- [What is needed] Copy the records word for word from the start through the line with "bar-1-2011 xyxy=(677,254,709,561)", including that line.

Records from a dataset:
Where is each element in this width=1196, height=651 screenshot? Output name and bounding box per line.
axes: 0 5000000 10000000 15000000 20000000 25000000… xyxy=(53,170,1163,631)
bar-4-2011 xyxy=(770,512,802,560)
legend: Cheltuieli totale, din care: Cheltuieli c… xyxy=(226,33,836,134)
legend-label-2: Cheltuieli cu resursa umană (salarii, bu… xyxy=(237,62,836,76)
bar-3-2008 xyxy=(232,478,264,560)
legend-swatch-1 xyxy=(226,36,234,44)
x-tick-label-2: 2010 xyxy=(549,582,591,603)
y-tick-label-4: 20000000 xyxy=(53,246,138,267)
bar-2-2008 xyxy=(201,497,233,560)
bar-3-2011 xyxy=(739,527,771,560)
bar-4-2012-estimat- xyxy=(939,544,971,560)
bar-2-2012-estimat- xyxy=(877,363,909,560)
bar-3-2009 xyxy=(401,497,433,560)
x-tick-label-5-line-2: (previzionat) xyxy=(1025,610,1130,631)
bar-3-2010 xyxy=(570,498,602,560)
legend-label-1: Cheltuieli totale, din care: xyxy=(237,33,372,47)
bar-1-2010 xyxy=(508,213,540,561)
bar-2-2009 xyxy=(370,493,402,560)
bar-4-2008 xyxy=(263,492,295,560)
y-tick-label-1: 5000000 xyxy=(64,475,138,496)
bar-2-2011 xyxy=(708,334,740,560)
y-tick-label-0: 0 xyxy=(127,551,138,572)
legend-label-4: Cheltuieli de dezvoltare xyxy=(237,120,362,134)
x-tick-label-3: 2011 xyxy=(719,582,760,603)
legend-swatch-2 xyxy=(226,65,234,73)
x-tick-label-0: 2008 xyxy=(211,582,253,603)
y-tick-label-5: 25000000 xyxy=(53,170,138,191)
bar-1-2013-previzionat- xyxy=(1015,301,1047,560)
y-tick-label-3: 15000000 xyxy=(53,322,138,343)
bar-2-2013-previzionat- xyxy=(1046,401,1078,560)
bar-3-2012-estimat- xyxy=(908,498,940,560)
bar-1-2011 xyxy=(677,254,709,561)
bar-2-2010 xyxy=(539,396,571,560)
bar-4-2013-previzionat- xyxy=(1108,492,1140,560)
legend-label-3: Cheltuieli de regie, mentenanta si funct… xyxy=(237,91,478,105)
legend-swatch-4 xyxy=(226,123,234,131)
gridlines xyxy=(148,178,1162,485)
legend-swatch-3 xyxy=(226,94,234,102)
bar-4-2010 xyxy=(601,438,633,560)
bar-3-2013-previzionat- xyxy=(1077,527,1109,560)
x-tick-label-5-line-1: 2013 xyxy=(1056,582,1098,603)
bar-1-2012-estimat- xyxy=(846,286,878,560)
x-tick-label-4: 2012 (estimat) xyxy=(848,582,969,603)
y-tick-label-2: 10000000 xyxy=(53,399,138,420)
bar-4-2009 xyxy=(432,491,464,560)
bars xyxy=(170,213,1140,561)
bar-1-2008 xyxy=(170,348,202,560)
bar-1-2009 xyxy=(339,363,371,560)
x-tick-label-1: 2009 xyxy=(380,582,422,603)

- [Solution for this problem]
Where is each element in this width=1196, height=651 screenshot? Output name and bounding box per line.
axes: 0 5000000 10000000 15000000 20000000 25000000… xyxy=(53,170,1163,631)
bar-4-2011 xyxy=(770,512,802,560)
legend: Cheltuieli totale, din care: Cheltuieli c… xyxy=(226,33,836,134)
legend-label-2: Cheltuieli cu resursa umană (salarii, bu… xyxy=(237,62,836,76)
bar-3-2008 xyxy=(232,478,264,560)
legend-swatch-1 xyxy=(226,36,234,44)
x-tick-label-2: 2010 xyxy=(549,582,591,603)
y-tick-label-4: 20000000 xyxy=(53,246,138,267)
bar-2-2008 xyxy=(201,497,233,560)
bar-3-2011 xyxy=(739,527,771,560)
bar-4-2012-estimat- xyxy=(939,544,971,560)
bar-2-2012-estimat- xyxy=(877,363,909,560)
bar-3-2009 xyxy=(401,497,433,560)
x-tick-label-5-line-2: (previzionat) xyxy=(1025,610,1130,631)
bar-3-2010 xyxy=(570,498,602,560)
legend-label-1: Cheltuieli totale, din care: xyxy=(237,33,372,47)
bar-1-2010 xyxy=(508,213,540,561)
bar-2-2009 xyxy=(370,493,402,560)
bar-4-2008 xyxy=(263,492,295,560)
y-tick-label-1: 5000000 xyxy=(64,475,138,496)
bar-2-2011 xyxy=(708,334,740,560)
y-tick-label-0: 0 xyxy=(127,551,138,572)
legend-label-4: Cheltuieli de dezvoltare xyxy=(237,120,362,134)
x-tick-label-3: 2011 xyxy=(719,582,760,603)
legend-swatch-2 xyxy=(226,65,234,73)
x-tick-label-0: 2008 xyxy=(211,582,253,603)
y-tick-label-5: 25000000 xyxy=(53,170,138,191)
bar-1-2013-previzionat- xyxy=(1015,301,1047,560)
y-tick-label-3: 15000000 xyxy=(53,322,138,343)
bar-2-2013-previzionat- xyxy=(1046,401,1078,560)
bar-3-2012-estimat- xyxy=(908,498,940,560)
bar-1-2011 xyxy=(677,254,709,561)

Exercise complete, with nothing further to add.